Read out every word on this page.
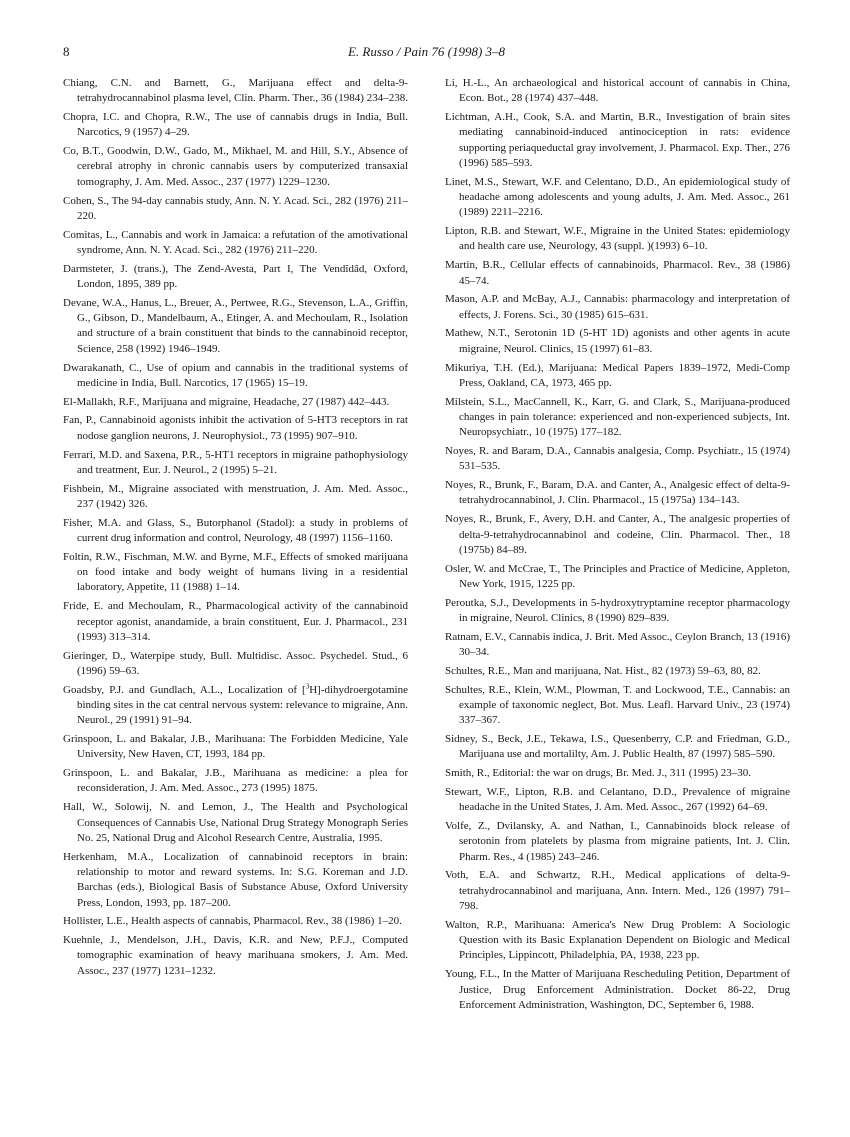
8	E. Russo / Pain 76 (1998) 3–8

Chiang, C.N. and Barnett, G., Marijuana effect and delta-9-tetrahydrocannabinol plasma level, Clin. Pharm. Ther., 36 (1984) 234–238.

Chopra, I.C. and Chopra, R.W., The use of cannabis drugs in India, Bull. Narcotics, 9 (1957) 4–29.

Co, B.T., Goodwin, D.W., Gado, M., Mikhael, M. and Hill, S.Y., Absence of cerebral atrophy in chronic cannabis users by computerized transaxial tomography, J. Am. Med. Assoc., 237 (1977) 1229–1230.

Cohen, S., The 94-day cannabis study, Ann. N. Y. Acad. Sci., 282 (1976) 211–220.

Comitas, L., Cannabis and work in Jamaica: a refutation of the amotivational syndrome, Ann. N. Y. Acad. Sci., 282 (1976) 211–220.

Darmsteter, J. (trans.), The Zend-Avesta, Part I, The Vendîdâd, Oxford, London, 1895, 389 pp.

Devane, W.A., Hanus, L., Breuer, A., Pertwee, R.G., Stevenson, L.A., Griffin, G., Gibson, D., Mandelbaum, A., Etinger, A. and Mechoulam, R., Isolation and structure of a brain constituent that binds to the cannabinoid receptor, Science, 258 (1992) 1946–1949.

Dwarakanath, C., Use of opium and cannabis in the traditional systems of medicine in India, Bull. Narcotics, 17 (1965) 15–19.

El-Mallakh, R.F., Marijuana and migraine, Headache, 27 (1987) 442–443.

Fan, P., Cannabinoid agonists inhibit the activation of 5-HT3 receptors in rat nodose ganglion neurons, J. Neurophysiol., 73 (1995) 907–910.

Ferrari, M.D. and Saxena, P.R., 5-HT1 receptors in migraine pathophysiology and treatment, Eur. J. Neurol., 2 (1995) 5–21.

Fishbein, M., Migraine associated with menstruation, J. Am. Med. Assoc., 237 (1942) 326.

Fisher, M.A. and Glass, S., Butorphanol (Stadol): a study in problems of current drug information and control, Neurology, 48 (1997) 1156–1160.

Foltin, R.W., Fischman, M.W. and Byrne, M.F., Effects of smoked marijuana on food intake and body weight of humans living in a residential laboratory, Appetite, 11 (1988) 1–14.

Fride, E. and Mechoulam, R., Pharmacological activity of the cannabinoid receptor agonist, anandamide, a brain constituent, Eur. J. Pharmacol., 231 (1993) 313–314.

Gieringer, D., Waterpipe study, Bull. Multidisc. Assoc. Psychedel. Stud., 6 (1996) 59–63.

Goadsby, P.J. and Gundlach, A.L., Localization of [$^3$H]-dihydroergotamine binding sites in the cat central nervous system: relevance to migraine, Ann. Neurol., 29 (1991) 91–94.

Grinspoon, L. and Bakalar, J.B., Marihuana: The Forbidden Medicine, Yale University, New Haven, CT, 1993, 184 pp.

Grinspoon, L. and Bakalar, J.B., Marihuana as medicine: a plea for reconsideration, J. Am. Med. Assoc., 273 (1995) 1875.

Hall, W., Solowij, N. and Lemon, J., The Health and Psychological Consequences of Cannabis Use, National Drug Strategy Monograph Series No. 25, National Drug and Alcohol Research Centre, Australia, 1995.

Herkenham, M.A., Localization of cannabinoid receptors in brain: relationship to motor and reward systems. In: S.G. Koreman and J.D. Barchas (eds.), Biological Basis of Substance Abuse, Oxford University Press, London, 1993, pp. 187–200.

Hollister, L.E., Health aspects of cannabis, Pharmacol. Rev., 38 (1986) 1–20.

Kuehnle, J., Mendelson, J.H., Davis, K.R. and New, P.F.J., Computed tomographic examination of heavy marihuana smokers, J. Am. Med. Assoc., 237 (1977) 1231–1232.

Li, H.-L., An archaeological and historical account of cannabis in China, Econ. Bot., 28 (1974) 437–448.

Lichtman, A.H., Cook, S.A. and Martin, B.R., Investigation of brain sites mediating cannabinoid-induced antinociception in rats: evidence supporting periaqueductal gray involvement, J. Pharmacol. Exp. Ther., 276 (1996) 585–593.

Linet, M.S., Stewart, W.F. and Celentano, D.D., An epidemiological study of headache among adolescents and young adults, J. Am. Med. Assoc., 261 (1989) 2211–2216.

Lipton, R.B. and Stewart, W.F., Migraine in the United States: epidemiology and health care use, Neurology, 43 (suppl. )(1993) 6–10.

Martin, B.R., Cellular effects of cannabinoids, Pharmacol. Rev., 38 (1986) 45–74.

Mason, A.P. and McBay, A.J., Cannabis: pharmacology and interpretation of effects, J. Forens. Sci., 30 (1985) 615–631.

Mathew, N.T., Serotonin 1D (5-HT 1D) agonists and other agents in acute migraine, Neurol. Clinics, 15 (1997) 61–83.

Mikuriya, T.H. (Ed.), Marijuana: Medical Papers 1839–1972, Medi-Comp Press, Oakland, CA, 1973, 465 pp.

Milstein, S.L., MacCannell, K., Karr, G. and Clark, S., Marijuana-produced changes in pain tolerance: experienced and non-experienced subjects, Int. Neuropsychiatr., 10 (1975) 177–182.

Noyes, R. and Baram, D.A., Cannabis analgesia, Comp. Psychiatr., 15 (1974) 531–535.

Noyes, R., Brunk, F., Baram, D.A. and Canter, A., Analgesic effect of delta-9-tetrahydrocannabinol, J. Clin. Pharmacol., 15 (1975a) 134–143.

Noyes, R., Brunk, F., Avery, D.H. and Canter, A., The analgesic properties of delta-9-tetrahydrocannabinol and codeine, Clin. Pharmacol. Ther., 18 (1975b) 84–89.

Osler, W. and McCrae, T., The Principles and Practice of Medicine, Appleton, New York, 1915, 1225 pp.

Peroutka, S.J., Developments in 5-hydroxytryptamine receptor pharmacology in migraine, Neurol. Clinics, 8 (1990) 829–839.

Ratnam, E.V., Cannabis indica, J. Brit. Med Assoc., Ceylon Branch, 13 (1916) 30–34.

Schultes, R.E., Man and marijuana, Nat. Hist., 82 (1973) 59–63, 80, 82.

Schultes, R.E., Klein, W.M., Plowman, T. and Lockwood, T.E., Cannabis: an example of taxonomic neglect, Bot. Mus. Leafl. Harvard Univ., 23 (1974) 337–367.

Sidney, S., Beck, J.E., Tekawa, I.S., Quesenberry, C.P. and Friedman, G.D., Marijuana use and mortalilty, Am. J. Public Health, 87 (1997) 585–590.

Smith, R., Editorial: the war on drugs, Br. Med. J., 311 (1995) 23–30.

Stewart, W.F., Lipton, R.B. and Celantano, D.D., Prevalence of migraine headache in the United States, J. Am. Med. Assoc., 267 (1992) 64–69.

Volfe, Z., Dvilansky, A. and Nathan, I., Cannabinoids block release of serotonin from platelets by plasma from migraine patients, Int. J. Clin. Pharm. Res., 4 (1985) 243–246.

Voth, E.A. and Schwartz, R.H., Medical applications of delta-9-tetrahydrocannabinol and marijuana, Ann. Intern. Med., 126 (1997) 791–798.

Walton, R.P., Marihuana: America's New Drug Problem: A Sociologic Question with its Basic Explanation Dependent on Biologic and Medical Principles, Lippincott, Philadelphia, PA, 1938, 223 pp.

Young, F.L., In the Matter of Marijuana Rescheduling Petition, Department of Justice, Drug Enforcement Administration. Docket 86-22, Drug Enforcement Administration, Washington, DC, September 6, 1988.
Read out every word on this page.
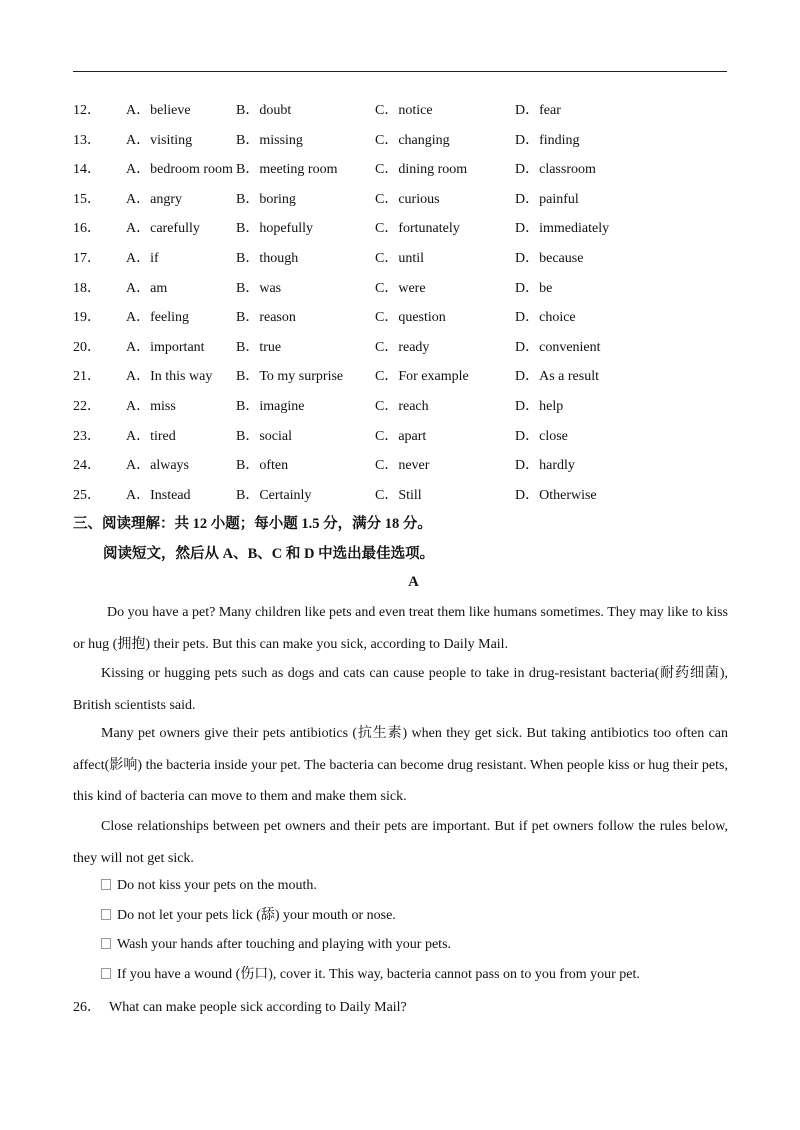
12． A．believe	B．doubt	C．notice	D．fear
13． A．visiting	B．missing	C．changing	D．finding
14． A．bedroom room B．meeting room	C．dining room	D．classroom
15． A．angry	B．boring	C．curious	D．painful
16． A．carefully	B．hopefully	C．fortunately	D．immediately
17． A．if	B．though	C．until	D．because
18． A．am	B．was	C．were	D．be
19． A．feeling	B．reason	C．question	D．choice
20． A．important B．true	C．ready	D．convenient
21． A．In this way B．To my surprise C．For example	D．As a result
22． A．miss	B．imagine	C．reach	D．help
23． A．tired	B．social	C．apart	D．close
24． A．always	B．often	C．never	D．hardly
25． A．Instead	B．Certainly	C．Still	D．Otherwise
三、阅读理解：共 12 小题；每小题 1.5 分，满分 18 分。
阅读短文，然后从 A、B、C 和 D 中选出最佳选项。
A

Do you have a pet? Many children like pets and even treat them like humans sometimes. They may like to kiss or hug (拥抱) their pets. But this can make you sick, according to Daily Mail.

Kissing or hugging pets such as dogs and cats can cause people to take in drug-resistant bacteria(耐药细菌), British scientists said.

Many pet owners give their pets antibiotics (抗生素) when they get sick. But taking antibiotics too often can affect(影响) the bacteria inside your pet. The bacteria can become drug resistant. When people kiss or hug their pets, this kind of bacteria can move to them and make them sick.

Close relationships between pet owners and their pets are important. But if pet owners follow the rules below, they will not get sick.

Do not kiss your pets on the mouth.
Do not let your pets lick (舔) your mouth or nose.
Wash your hands after touching and playing with your pets.
If you have a wound (伤口), cover it. This way, bacteria cannot pass on to you from your pet.
26． What can make people sick according to Daily Mail?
^^^^^^^^
**ACTIVITY**
In the listing above, which lines include the string "make"? Return every one of them.

**OUTPUT FOR THIS EXERCISE**
Do you have a pet? Many children like pets and even treat them like humans sometimes. They may like to kiss or hug (拥抱) their pets. But this can make you sick, according to Daily Mail.
Many pet owners give their pets antibiotics (抗生素) when they get sick. But taking antibiotics too often can affect(影响) the bacteria inside your pet. The bacteria can become drug resistant. When people kiss or hug their pets, this kind of bacteria can move to them and make them sick.
26． What can make people sick according to Daily Mail?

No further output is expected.